>> start Data shown

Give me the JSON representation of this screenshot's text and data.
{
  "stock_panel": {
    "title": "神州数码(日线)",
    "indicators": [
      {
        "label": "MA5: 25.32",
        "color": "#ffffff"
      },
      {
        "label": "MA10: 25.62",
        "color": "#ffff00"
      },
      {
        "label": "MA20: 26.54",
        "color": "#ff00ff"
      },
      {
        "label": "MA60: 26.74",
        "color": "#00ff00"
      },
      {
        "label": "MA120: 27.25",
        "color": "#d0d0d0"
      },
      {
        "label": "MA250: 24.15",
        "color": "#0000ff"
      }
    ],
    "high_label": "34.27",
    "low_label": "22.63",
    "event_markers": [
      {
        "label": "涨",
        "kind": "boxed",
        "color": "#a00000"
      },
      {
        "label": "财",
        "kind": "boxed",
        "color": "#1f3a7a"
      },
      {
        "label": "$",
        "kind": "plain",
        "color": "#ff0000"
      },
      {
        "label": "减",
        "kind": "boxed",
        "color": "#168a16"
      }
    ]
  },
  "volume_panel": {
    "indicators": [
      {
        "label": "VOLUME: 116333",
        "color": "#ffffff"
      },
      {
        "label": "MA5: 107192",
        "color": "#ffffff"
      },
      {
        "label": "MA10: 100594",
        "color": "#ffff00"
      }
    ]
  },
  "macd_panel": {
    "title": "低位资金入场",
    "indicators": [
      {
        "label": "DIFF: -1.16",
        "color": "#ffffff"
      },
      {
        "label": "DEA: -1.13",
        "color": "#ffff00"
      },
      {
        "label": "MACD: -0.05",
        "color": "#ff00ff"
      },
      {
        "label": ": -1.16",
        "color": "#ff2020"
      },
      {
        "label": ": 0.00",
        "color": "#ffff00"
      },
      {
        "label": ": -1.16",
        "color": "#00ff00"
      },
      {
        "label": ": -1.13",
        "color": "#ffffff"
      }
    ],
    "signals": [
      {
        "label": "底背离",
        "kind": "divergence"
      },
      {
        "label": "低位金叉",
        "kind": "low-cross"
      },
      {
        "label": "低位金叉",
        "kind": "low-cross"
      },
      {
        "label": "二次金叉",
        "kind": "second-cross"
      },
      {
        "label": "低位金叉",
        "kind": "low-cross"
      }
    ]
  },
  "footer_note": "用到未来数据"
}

>> end Data shown

Extract each line from the listing above, please, and repeat it exactly.

» Final result:
Give me the JSON representation of this screenshot's text and data.
{
  "stock_panel": {
    "title": "神州数码(日线)",
    "indicators": [
      {
        "label": "MA5: 25.32",
        "color": "#ffffff"
      },
      {
        "label": "MA10: 25.62",
        "color": "#ffff00"
      },
      {
        "label": "MA20: 26.54",
        "color": "#ff00ff"
      },
      {
        "label": "MA60: 26.74",
        "color": "#00ff00"
      },
      {
        "label": "MA120: 27.25",
        "color": "#d0d0d0"
      },
      {
        "label": "MA250: 24.15",
        "color": "#0000ff"
      }
    ],
    "high_label": "34.27",
    "low_label": "22.63",
    "event_markers": [
      {
        "label": "涨",
        "kind": "boxed",
        "color": "#a00000"
      },
      {
        "label": "财",
        "kind": "boxed",
        "color": "#1f3a7a"
      },
      {
        "label": "$",
        "kind": "plain",
        "color": "#ff0000"
      },
      {
        "label": "减",
        "kind": "boxed",
        "color": "#168a16"
      }
    ]
  },
  "volume_panel": {
    "indicators": [
      {
        "label": "VOLUME: 116333",
        "color": "#ffffff"
      },
      {
        "label": "MA5: 107192",
        "color": "#ffffff"
      },
      {
        "label": "MA10: 100594",
        "color": "#ffff00"
      }
    ]
  },
  "macd_panel": {
    "title": "低位资金入场",
    "indicators": [
      {
        "label": "DIFF: -1.16",
        "color": "#ffffff"
      },
      {
        "label": "DEA: -1.13",
        "color": "#ffff00"
      },
      {
        "label": "MACD: -0.05",
        "color": "#ff00ff"
      },
      {
        "label": ": -1.16",
        "color": "#ff2020"
      },
      {
        "label": ": 0.00",
        "color": "#ffff00"
      },
      {
        "label": ": -1.16",
        "color": "#00ff00"
      },
      {
        "label": ": -1.13",
        "color": "#ffffff"
      }
    ],
    "signals": [
      {
        "label": "底背离",
        "kind": "divergence"
      },
      {
        "label": "低位金叉",
        "kind": "low-cross"
      },
      {
        "label": "低位金叉",
        "kind": "low-cross"
      },
      {
        "label": "二次金叉",
        "kind": "second-cross"
      },
      {
        "label": "低位金叉",
        "kind": "low-cross"
      }
    ]
  },
  "footer_note": "用到未来数据"
}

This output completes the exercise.